__TASK TO CARRY OUT__
Wherever a line holds the word "this", copy that line out.

__DATA SUPPLIED__
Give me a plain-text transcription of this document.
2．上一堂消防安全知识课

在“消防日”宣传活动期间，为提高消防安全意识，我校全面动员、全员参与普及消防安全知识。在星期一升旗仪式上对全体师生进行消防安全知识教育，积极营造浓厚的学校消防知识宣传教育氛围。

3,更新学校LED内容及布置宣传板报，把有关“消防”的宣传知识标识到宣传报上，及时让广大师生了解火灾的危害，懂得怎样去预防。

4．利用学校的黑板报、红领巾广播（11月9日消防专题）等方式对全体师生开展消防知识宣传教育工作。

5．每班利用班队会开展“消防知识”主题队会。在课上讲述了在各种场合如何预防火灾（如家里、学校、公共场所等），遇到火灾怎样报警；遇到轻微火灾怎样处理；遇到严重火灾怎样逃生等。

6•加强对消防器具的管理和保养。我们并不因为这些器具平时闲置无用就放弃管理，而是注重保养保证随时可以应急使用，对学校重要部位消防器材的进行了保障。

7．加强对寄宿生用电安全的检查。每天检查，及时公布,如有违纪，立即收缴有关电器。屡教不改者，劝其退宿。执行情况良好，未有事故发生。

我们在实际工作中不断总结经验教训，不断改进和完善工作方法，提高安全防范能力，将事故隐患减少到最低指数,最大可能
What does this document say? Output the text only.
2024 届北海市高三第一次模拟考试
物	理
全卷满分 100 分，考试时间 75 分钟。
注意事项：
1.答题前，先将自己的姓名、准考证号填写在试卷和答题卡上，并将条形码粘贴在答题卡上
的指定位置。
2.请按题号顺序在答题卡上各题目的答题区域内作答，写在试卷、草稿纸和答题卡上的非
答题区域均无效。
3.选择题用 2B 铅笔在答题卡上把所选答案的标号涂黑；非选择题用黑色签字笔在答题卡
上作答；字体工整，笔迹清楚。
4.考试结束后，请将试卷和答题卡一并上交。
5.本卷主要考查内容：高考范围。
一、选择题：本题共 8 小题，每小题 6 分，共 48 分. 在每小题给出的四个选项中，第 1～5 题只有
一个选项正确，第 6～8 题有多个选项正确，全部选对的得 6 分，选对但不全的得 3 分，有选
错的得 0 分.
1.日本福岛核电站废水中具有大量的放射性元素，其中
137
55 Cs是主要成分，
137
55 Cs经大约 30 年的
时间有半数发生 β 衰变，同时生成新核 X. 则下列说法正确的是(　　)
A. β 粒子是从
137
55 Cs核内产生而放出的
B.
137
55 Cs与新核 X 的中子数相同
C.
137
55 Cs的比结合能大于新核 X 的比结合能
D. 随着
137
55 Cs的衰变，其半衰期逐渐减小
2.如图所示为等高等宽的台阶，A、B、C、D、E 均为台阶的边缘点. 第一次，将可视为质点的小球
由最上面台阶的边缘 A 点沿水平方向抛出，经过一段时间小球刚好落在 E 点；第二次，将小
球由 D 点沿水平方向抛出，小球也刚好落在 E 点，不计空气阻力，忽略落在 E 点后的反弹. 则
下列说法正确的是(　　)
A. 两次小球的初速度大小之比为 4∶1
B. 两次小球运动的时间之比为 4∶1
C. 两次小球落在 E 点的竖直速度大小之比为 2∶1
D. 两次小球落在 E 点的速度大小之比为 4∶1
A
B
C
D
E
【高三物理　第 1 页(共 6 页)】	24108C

__REPLY TO THE EXERCISE__
Give me a plain-text transcription of this document.
What does this document say? Output the text only.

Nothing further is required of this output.